#### WORKING DATA ####
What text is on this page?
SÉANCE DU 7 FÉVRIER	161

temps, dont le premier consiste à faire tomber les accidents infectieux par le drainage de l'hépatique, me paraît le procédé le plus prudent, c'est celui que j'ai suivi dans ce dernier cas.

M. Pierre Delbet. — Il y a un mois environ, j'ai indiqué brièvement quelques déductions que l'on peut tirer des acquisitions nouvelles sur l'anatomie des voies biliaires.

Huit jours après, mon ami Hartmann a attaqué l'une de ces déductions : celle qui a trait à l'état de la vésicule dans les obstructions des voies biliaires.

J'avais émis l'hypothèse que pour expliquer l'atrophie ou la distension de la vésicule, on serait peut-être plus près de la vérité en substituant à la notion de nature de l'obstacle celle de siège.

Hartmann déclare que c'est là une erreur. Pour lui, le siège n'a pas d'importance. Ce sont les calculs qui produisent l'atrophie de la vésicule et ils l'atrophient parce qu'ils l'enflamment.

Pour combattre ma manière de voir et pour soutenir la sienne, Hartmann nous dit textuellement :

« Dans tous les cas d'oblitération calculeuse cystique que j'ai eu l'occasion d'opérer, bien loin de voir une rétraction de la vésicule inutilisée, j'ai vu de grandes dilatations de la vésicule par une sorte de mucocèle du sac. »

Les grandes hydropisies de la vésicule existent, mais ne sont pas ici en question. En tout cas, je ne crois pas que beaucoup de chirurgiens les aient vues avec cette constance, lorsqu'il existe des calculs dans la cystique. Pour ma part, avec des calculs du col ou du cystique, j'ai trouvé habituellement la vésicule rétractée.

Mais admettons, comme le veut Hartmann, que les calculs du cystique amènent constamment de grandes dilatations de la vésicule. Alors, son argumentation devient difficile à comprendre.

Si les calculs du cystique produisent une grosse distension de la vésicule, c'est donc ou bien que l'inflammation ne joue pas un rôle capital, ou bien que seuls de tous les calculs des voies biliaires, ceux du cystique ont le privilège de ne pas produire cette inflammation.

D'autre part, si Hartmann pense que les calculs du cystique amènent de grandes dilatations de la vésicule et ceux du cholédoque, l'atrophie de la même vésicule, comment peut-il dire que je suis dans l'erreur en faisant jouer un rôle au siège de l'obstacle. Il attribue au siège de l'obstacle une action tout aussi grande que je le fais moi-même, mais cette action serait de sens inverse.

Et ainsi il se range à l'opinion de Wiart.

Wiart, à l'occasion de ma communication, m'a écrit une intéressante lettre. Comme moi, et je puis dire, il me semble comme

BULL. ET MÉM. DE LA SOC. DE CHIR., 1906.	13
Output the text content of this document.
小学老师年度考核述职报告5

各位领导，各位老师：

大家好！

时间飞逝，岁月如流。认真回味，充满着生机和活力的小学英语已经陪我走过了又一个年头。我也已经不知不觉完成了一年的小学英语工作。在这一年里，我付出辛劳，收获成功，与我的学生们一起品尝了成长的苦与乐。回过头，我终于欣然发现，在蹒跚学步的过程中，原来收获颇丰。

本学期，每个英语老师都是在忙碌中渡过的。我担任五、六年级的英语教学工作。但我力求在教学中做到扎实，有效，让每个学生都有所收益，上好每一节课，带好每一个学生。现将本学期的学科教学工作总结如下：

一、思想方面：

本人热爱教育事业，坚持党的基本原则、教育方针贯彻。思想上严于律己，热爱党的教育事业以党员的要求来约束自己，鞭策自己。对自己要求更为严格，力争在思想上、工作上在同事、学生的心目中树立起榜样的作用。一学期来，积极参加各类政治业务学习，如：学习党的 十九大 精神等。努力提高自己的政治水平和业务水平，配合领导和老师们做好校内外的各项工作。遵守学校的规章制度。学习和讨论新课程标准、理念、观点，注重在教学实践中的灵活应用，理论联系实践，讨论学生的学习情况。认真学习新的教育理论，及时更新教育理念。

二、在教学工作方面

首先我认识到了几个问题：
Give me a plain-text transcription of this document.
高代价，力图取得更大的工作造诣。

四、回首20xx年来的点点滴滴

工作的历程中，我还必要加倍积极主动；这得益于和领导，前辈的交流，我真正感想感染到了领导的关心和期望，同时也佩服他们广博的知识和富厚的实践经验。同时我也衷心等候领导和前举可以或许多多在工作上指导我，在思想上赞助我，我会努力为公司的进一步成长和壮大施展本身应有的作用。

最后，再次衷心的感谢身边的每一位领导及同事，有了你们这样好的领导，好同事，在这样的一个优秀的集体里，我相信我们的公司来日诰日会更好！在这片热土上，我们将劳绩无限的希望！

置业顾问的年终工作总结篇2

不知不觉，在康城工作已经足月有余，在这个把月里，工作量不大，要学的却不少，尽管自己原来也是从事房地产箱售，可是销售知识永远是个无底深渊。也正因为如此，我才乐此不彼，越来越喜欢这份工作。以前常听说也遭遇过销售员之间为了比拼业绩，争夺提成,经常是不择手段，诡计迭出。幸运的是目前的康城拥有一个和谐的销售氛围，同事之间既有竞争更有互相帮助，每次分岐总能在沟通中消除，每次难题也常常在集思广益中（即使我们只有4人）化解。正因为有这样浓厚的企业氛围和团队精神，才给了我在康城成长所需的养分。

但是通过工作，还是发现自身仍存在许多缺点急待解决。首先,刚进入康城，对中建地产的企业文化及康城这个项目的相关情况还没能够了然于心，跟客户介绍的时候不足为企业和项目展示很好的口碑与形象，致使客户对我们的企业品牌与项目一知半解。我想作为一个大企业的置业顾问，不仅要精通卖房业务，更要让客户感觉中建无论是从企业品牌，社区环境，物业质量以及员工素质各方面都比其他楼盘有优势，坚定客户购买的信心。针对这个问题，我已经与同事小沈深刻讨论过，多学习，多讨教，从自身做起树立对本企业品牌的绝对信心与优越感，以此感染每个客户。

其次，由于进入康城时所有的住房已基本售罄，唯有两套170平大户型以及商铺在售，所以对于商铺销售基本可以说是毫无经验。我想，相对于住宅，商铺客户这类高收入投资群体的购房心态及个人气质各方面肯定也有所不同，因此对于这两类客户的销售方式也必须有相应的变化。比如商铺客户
####
**DIRECTION:**
Search the entries for the word "produisent" and gather every line where it appears.

**ANSWER TO THIS TASK:**
Hartmann déclare que c'est là une erreur. Pour lui, le siège n'a pas d'importance. Ce sont les calculs qui produisent l'atrophie de la vésicule et ils l'atrophient parce qu'ils l'enflamment.
Si les calculs du cystique produisent une grosse distension de la vésicule, c'est donc ou bien que l'inflammation ne joue pas un rôle capital, ou bien que seuls de tous les calculs des voies biliaires, ceux du cystique ont le privilège de ne pas produire cette inflammation.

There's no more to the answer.